-- DATA ROWS start --
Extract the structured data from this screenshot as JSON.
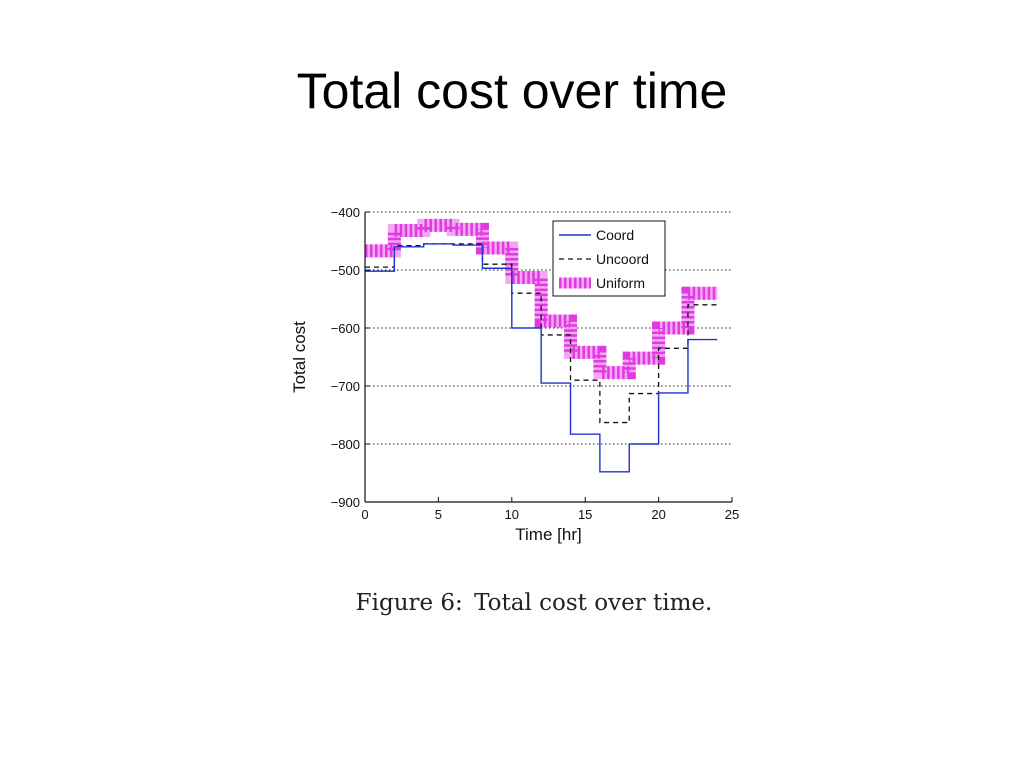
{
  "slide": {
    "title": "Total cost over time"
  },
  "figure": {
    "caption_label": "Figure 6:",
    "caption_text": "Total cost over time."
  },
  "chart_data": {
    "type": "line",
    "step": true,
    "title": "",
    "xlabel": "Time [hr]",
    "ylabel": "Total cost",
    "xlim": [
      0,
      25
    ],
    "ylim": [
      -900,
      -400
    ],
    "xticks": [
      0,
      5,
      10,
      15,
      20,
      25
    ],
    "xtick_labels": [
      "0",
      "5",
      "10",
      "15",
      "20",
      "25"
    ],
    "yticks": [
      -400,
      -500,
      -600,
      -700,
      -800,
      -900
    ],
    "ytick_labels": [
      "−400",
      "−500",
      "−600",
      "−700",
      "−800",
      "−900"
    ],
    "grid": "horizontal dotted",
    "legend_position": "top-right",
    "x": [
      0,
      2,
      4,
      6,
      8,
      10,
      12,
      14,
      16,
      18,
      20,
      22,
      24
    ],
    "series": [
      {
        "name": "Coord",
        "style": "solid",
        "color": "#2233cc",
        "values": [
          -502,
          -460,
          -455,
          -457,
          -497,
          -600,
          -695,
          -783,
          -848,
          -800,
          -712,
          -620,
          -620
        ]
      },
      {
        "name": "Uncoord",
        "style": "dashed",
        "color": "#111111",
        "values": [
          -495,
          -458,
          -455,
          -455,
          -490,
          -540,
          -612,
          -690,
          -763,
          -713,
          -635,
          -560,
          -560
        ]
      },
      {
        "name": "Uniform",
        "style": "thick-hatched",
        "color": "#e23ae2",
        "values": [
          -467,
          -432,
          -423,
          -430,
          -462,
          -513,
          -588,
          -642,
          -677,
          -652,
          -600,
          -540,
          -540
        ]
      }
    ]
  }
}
-- DATA ROWS end --
* GOAL *
Nothing in the entries above should change when they are printed again, except that the pictures are dropped.

* REPLY *
Extract the structured data from this screenshot as JSON.
{
  "slide": {
    "title": "Total cost over time"
  },
  "figure": {
    "caption_label": "Figure 6:",
    "caption_text": "Total cost over time."
  },
  "chart_data": {
    "type": "line",
    "step": true,
    "title": "",
    "xlabel": "Time [hr]",
    "ylabel": "Total cost",
    "xlim": [
      0,
      25
    ],
    "ylim": [
      -900,
      -400
    ],
    "xticks": [
      0,
      5,
      10,
      15,
      20,
      25
    ],
    "xtick_labels": [
      "0",
      "5",
      "10",
      "15",
      "20",
      "25"
    ],
    "yticks": [
      -400,
      -500,
      -600,
      -700,
      -800,
      -900
    ],
    "ytick_labels": [
      "−400",
      "−500",
      "−600",
      "−700",
      "−800",
      "−900"
    ],
    "grid": "horizontal dotted",
    "legend_position": "top-right",
    "x": [
      0,
      2,
      4,
      6,
      8,
      10,
      12,
      14,
      16,
      18,
      20,
      22,
      24
    ],
    "series": [
      {
        "name": "Coord",
        "style": "solid",
        "color": "#2233cc",
        "values": [
          -502,
          -460,
          -455,
          -457,
          -497,
          -600,
          -695,
          -783,
          -848,
          -800,
          -712,
          -620,
          -620
        ]
      },
      {
        "name": "Uncoord",
        "style": "dashed",
        "color": "#111111",
        "values": [
          -495,
          -458,
          -455,
          -455,
          -490,
          -540,
          -612,
          -690,
          -763,
          -713,
          -635,
          -560,
          -560
        ]
      },
      {
        "name": "Uniform",
        "style": "thick-hatched",
        "color": "#e23ae2",
        "values": [
          -467,
          -432,
          -423,
          -430,
          -462,
          -513,
          -588,
          -642,
          -677,
          -652,
          -600,
          -540,
          -540
        ]
      }
    ]
  }
}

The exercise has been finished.